Aim: Make an exact copy of the entries below.

• • •

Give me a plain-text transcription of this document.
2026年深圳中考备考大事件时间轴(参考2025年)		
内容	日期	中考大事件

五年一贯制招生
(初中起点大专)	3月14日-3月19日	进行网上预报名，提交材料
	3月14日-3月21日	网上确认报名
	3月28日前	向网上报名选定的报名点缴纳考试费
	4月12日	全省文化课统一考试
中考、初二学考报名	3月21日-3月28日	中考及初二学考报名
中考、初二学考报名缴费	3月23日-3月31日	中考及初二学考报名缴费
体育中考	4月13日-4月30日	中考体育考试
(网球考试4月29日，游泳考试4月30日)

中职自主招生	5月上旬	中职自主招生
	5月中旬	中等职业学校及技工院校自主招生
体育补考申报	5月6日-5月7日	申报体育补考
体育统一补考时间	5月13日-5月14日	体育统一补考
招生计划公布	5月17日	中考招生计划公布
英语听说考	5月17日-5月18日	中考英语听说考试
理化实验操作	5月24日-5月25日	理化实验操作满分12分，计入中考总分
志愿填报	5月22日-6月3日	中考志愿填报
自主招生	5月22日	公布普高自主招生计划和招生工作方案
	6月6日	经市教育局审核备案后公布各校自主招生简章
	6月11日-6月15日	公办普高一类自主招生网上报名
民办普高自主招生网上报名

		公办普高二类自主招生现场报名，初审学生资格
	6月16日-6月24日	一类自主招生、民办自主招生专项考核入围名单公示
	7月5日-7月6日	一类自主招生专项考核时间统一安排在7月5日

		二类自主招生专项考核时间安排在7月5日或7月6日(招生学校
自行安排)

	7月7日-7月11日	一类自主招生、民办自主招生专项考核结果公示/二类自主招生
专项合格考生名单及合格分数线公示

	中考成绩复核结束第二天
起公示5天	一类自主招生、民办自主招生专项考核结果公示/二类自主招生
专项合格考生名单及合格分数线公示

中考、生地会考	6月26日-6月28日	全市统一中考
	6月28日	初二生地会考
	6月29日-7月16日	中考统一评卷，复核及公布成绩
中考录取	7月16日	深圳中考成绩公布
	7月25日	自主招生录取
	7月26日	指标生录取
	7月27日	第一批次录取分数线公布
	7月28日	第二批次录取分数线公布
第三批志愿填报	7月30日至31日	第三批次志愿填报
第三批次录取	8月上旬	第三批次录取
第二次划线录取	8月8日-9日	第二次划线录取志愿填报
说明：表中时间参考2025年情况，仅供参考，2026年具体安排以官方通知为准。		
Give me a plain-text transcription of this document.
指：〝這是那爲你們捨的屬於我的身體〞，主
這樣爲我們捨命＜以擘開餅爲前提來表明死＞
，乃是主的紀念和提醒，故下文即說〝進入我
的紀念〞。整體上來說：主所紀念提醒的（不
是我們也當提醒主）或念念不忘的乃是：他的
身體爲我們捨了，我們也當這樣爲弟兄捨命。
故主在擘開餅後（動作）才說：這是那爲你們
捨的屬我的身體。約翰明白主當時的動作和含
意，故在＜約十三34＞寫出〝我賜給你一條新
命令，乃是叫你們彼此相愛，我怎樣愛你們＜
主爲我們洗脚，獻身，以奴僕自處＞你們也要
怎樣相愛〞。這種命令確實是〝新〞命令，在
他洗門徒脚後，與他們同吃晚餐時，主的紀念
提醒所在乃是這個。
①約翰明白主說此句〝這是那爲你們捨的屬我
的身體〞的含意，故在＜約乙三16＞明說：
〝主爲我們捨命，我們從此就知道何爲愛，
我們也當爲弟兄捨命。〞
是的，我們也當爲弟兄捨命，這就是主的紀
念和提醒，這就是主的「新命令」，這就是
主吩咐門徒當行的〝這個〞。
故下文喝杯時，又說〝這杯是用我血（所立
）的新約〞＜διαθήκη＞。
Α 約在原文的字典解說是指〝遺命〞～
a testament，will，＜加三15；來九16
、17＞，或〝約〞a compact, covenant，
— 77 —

• • •

Completed exercise:
Give me a plain-text transcription of this document.
2026年深圳中考备考大事件时间轴(参考2025年)		
内容	日期	中考大事件

五年一贯制招生
(初中起点大专)	3月14日-3月19日	进行网上预报名，提交材料
	3月14日-3月21日	网上确认报名
	3月28日前	向网上报名选定的报名点缴纳考试费
	4月12日	全省文化课统一考试
中考、初二学考报名	3月21日-3月28日	中考及初二学考报名
中考、初二学考报名缴费	3月23日-3月31日	中考及初二学考报名缴费
体育中考	4月13日-4月30日	中考体育考试
(网球考试4月29日，游泳考试4月30日)

中职自主招生	5月上旬	中职自主招生
	5月中旬	中等职业学校及技工院校自主招生
体育补考申报	5月6日-5月7日	申报体育补考
体育统一补考时间	5月13日-5月14日	体育统一补考
招生计划公布	5月17日	中考招生计划公布
英语听说考	5月17日-5月18日	中考英语听说考试
理化实验操作	5月24日-5月25日	理化实验操作满分12分，计入中考总分
志愿填报	5月22日-6月3日	中考志愿填报
自主招生	5月22日	公布普高自主招生计划和招生工作方案
	6月6日	经市教育局审核备案后公布各校自主招生简章
	6月11日-6月15日	公办普高一类自主招生网上报名
民办普高自主招生网上报名

		公办普高二类自主招生现场报名，初审学生资格
	6月16日-6月24日	一类自主招生、民办自主招生专项考核入围名单公示
	7月5日-7月6日	一类自主招生专项考核时间统一安排在7月5日

		二类自主招生专项考核时间安排在7月5日或7月6日(招生学校
自行安排)

	7月7日-7月11日	一类自主招生、民办自主招生专项考核结果公示/二类自主招生
专项合格考生名单及合格分数线公示

	中考成绩复核结束第二天
起公示5天	一类自主招生、民办自主招生专项考核结果公示/二类自主招生
专项合格考生名单及合格分数线公示

中考、生地会考	6月26日-6月28日	全市统一中考
	6月28日	初二生地会考
	6月29日-7月16日	中考统一评卷，复核及公布成绩
中考录取	7月16日	深圳中考成绩公布
	7月25日	自主招生录取
	7月26日	指标生录取
	7月27日	第一批次录取分数线公布
	7月28日	第二批次录取分数线公布
第三批志愿填报	7月30日至31日	第三批次志愿填报
第三批次录取	8月上旬	第三批次录取
第二次划线录取	8月8日-9日	第二次划线录取志愿填报
说明：表中时间参考2025年情况，仅供参考，2026年具体安排以官方通知为准。		
Give me a plain-text transcription of this document.
指：〝這是那爲你們捨的屬於我的身體〞，主
這樣爲我們捨命＜以擘開餅爲前提來表明死＞
，乃是主的紀念和提醒，故下文即說〝進入我
的紀念〞。整體上來說：主所紀念提醒的（不
是我們也當提醒主）或念念不忘的乃是：他的
身體爲我們捨了，我們也當這樣爲弟兄捨命。
故主在擘開餅後（動作）才說：這是那爲你們
捨的屬我的身體。約翰明白主當時的動作和含
意，故在＜約十三34＞寫出〝我賜給你一條新
命令，乃是叫你們彼此相愛，我怎樣愛你們＜
主爲我們洗脚，獻身，以奴僕自處＞你們也要
怎樣相愛〞。這種命令確實是〝新〞命令，在
他洗門徒脚後，與他們同吃晚餐時，主的紀念
提醒所在乃是這個。
①約翰明白主說此句〝這是那爲你們捨的屬我
的身體〞的含意，故在＜約乙三16＞明說：
〝主爲我們捨命，我們從此就知道何爲愛，
我們也當爲弟兄捨命。〞
是的，我們也當爲弟兄捨命，這就是主的紀
念和提醒，這就是主的「新命令」，這就是
主吩咐門徒當行的〝這個〞。
故下文喝杯時，又說〝這杯是用我血（所立
）的新約〞＜διαθήκη＞。
Α 約在原文的字典解說是指〝遺命〞～
a testament，will，＜加三15；來九16
、17＞，或〝約〞a compact, covenant，
— 77 —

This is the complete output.